* Start EXCERPTED RECORDS *

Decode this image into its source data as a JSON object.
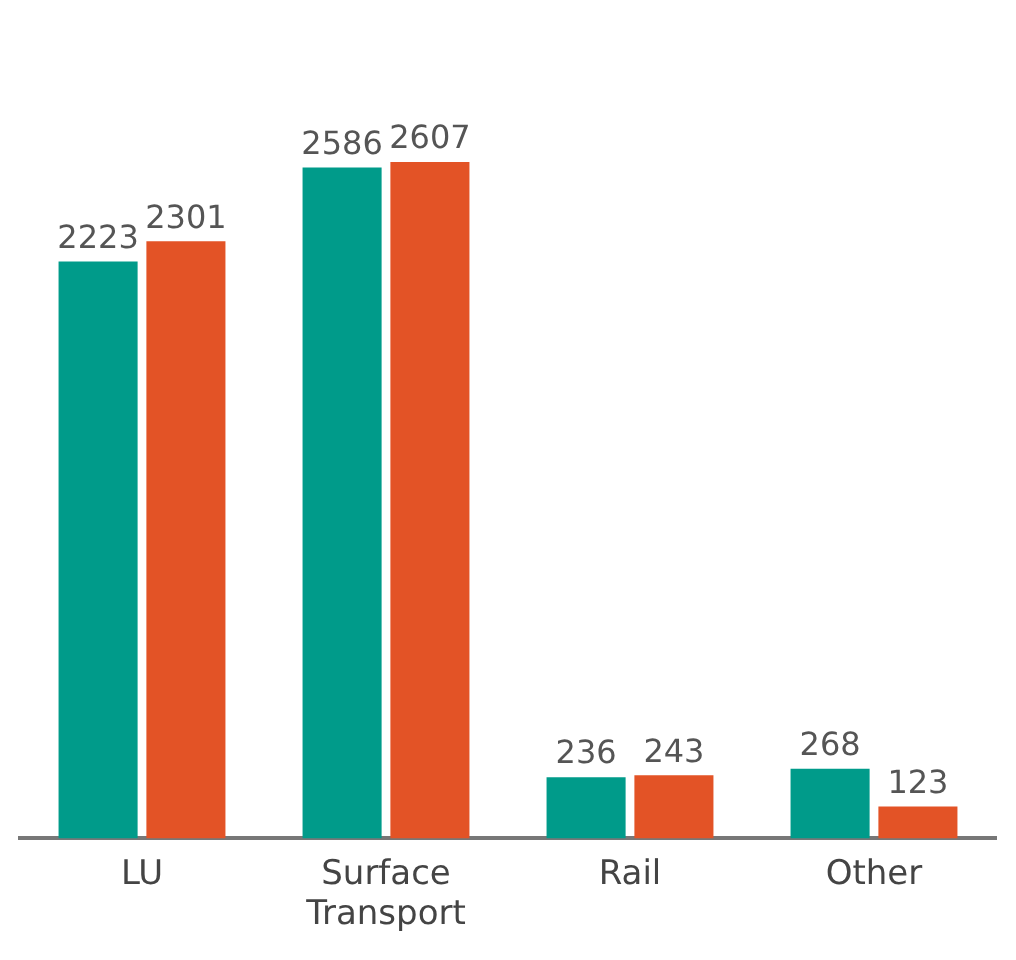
{
  "chart_data": {
    "type": "bar",
    "categories": [
      "LU",
      "Surface Transport",
      "Rail",
      "Other"
    ],
    "series": [
      {
        "color": "#009b8a",
        "values": [
          2223,
          2586,
          236,
          268
        ]
      },
      {
        "color": "#e35326",
        "values": [
          2301,
          2607,
          243,
          123
        ]
      }
    ],
    "data_labels": true,
    "legend": false,
    "grid": false
  }
}
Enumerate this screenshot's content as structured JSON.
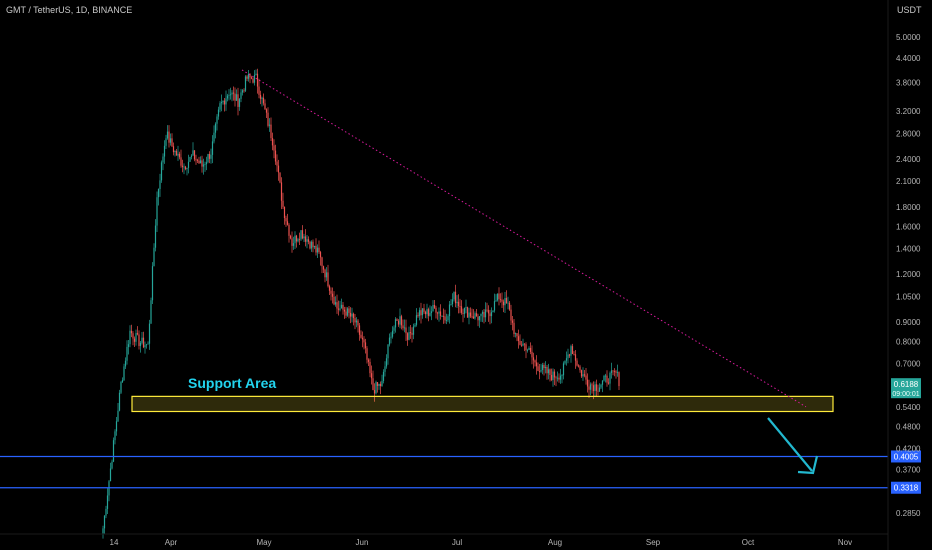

* End EXCERPTED RECORDS *

STATED PROBLEM: Copy out the whole listing exactly, and don't carry over any pictures.

FULL OUTPUT:
Decode this image into its source data as a JSON object.
{
  "chart_data": {
    "type": "bar",
    "categories": [
      "LU",
      "Surface Transport",
      "Rail",
      "Other"
    ],
    "series": [
      {
        "color": "#009b8a",
        "values": [
          2223,
          2586,
          236,
          268
        ]
      },
      {
        "color": "#e35326",
        "values": [
          2301,
          2607,
          243,
          123
        ]
      }
    ],
    "data_labels": true,
    "legend": false,
    "grid": false
  }
}
Enumerate this screenshot's content as structured JSON.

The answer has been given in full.